## What is asked
An exact copy of every record is needed.

## Dataset
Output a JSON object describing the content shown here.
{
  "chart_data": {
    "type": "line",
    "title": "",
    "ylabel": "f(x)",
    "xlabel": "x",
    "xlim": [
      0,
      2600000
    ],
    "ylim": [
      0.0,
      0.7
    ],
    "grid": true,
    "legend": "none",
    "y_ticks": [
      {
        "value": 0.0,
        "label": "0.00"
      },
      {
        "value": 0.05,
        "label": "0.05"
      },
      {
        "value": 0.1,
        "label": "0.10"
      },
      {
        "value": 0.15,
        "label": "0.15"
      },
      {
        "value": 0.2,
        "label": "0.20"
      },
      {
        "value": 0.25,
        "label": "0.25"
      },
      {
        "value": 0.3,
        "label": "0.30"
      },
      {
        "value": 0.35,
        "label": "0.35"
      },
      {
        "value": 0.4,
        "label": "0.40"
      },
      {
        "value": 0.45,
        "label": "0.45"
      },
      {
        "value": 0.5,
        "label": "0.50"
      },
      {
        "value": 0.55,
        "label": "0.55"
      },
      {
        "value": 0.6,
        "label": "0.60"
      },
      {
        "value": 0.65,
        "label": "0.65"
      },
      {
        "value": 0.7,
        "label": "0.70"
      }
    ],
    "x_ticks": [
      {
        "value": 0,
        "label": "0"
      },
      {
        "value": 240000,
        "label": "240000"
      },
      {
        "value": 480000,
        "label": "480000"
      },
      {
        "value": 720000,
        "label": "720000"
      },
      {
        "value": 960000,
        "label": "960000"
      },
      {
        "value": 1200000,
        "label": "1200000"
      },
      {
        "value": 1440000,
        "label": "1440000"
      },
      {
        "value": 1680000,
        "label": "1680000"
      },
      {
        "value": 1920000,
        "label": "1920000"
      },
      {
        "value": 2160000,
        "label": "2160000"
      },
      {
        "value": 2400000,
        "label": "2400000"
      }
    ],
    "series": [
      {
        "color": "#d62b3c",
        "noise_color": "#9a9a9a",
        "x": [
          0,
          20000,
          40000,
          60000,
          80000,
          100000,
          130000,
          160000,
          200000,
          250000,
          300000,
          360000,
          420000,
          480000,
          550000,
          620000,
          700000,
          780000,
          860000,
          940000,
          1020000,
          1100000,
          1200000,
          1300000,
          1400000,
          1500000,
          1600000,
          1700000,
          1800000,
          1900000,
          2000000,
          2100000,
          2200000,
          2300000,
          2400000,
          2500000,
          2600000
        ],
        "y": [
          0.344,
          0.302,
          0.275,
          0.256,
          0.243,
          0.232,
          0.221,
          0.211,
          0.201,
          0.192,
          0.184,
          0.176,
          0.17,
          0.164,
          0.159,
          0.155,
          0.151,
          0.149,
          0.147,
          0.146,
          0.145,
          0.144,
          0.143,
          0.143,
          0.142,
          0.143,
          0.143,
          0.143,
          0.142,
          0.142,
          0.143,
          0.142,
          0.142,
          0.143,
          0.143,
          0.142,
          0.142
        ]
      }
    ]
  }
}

## Response to the task
Output a JSON object describing the content shown here.
{
  "chart_data": {
    "type": "line",
    "title": "",
    "ylabel": "f(x)",
    "xlabel": "x",
    "xlim": [
      0,
      2600000
    ],
    "ylim": [
      0.0,
      0.7
    ],
    "grid": true,
    "legend": "none",
    "y_ticks": [
      {
        "value": 0.0,
        "label": "0.00"
      },
      {
        "value": 0.05,
        "label": "0.05"
      },
      {
        "value": 0.1,
        "label": "0.10"
      },
      {
        "value": 0.15,
        "label": "0.15"
      },
      {
        "value": 0.2,
        "label": "0.20"
      },
      {
        "value": 0.25,
        "label": "0.25"
      },
      {
        "value": 0.3,
        "label": "0.30"
      },
      {
        "value": 0.35,
        "label": "0.35"
      },
      {
        "value": 0.4,
        "label": "0.40"
      },
      {
        "value": 0.45,
        "label": "0.45"
      },
      {
        "value": 0.5,
        "label": "0.50"
      },
      {
        "value": 0.55,
        "label": "0.55"
      },
      {
        "value": 0.6,
        "label": "0.60"
      },
      {
        "value": 0.65,
        "label": "0.65"
      },
      {
        "value": 0.7,
        "label": "0.70"
      }
    ],
    "x_ticks": [
      {
        "value": 0,
        "label": "0"
      },
      {
        "value": 240000,
        "label": "240000"
      },
      {
        "value": 480000,
        "label": "480000"
      },
      {
        "value": 720000,
        "label": "720000"
      },
      {
        "value": 960000,
        "label": "960000"
      },
      {
        "value": 1200000,
        "label": "1200000"
      },
      {
        "value": 1440000,
        "label": "1440000"
      },
      {
        "value": 1680000,
        "label": "1680000"
      },
      {
        "value": 1920000,
        "label": "1920000"
      },
      {
        "value": 2160000,
        "label": "2160000"
      },
      {
        "value": 2400000,
        "label": "2400000"
      }
    ],
    "series": [
      {
        "color": "#d62b3c",
        "noise_color": "#9a9a9a",
        "x": [
          0,
          20000,
          40000,
          60000,
          80000,
          100000,
          130000,
          160000,
          200000,
          250000,
          300000,
          360000,
          420000,
          480000,
          550000,
          620000,
          700000,
          780000,
          860000,
          940000,
          1020000,
          1100000,
          1200000,
          1300000,
          1400000,
          1500000,
          1600000,
          1700000,
          1800000,
          1900000,
          2000000,
          2100000,
          2200000,
          2300000,
          2400000,
          2500000,
          2600000
        ],
        "y": [
          0.344,
          0.302,
          0.275,
          0.256,
          0.243,
          0.232,
          0.221,
          0.211,
          0.201,
          0.192,
          0.184,
          0.176,
          0.17,
          0.164,
          0.159,
          0.155,
          0.151,
          0.149,
          0.147,
          0.146,
          0.145,
          0.144,
          0.143,
          0.143,
          0.142,
          0.143,
          0.143,
          0.143,
          0.142,
          0.142,
          0.143,
          0.142,
          0.142,
          0.143,
          0.143,
          0.142,
          0.142
        ]
      }
    ]
  }
}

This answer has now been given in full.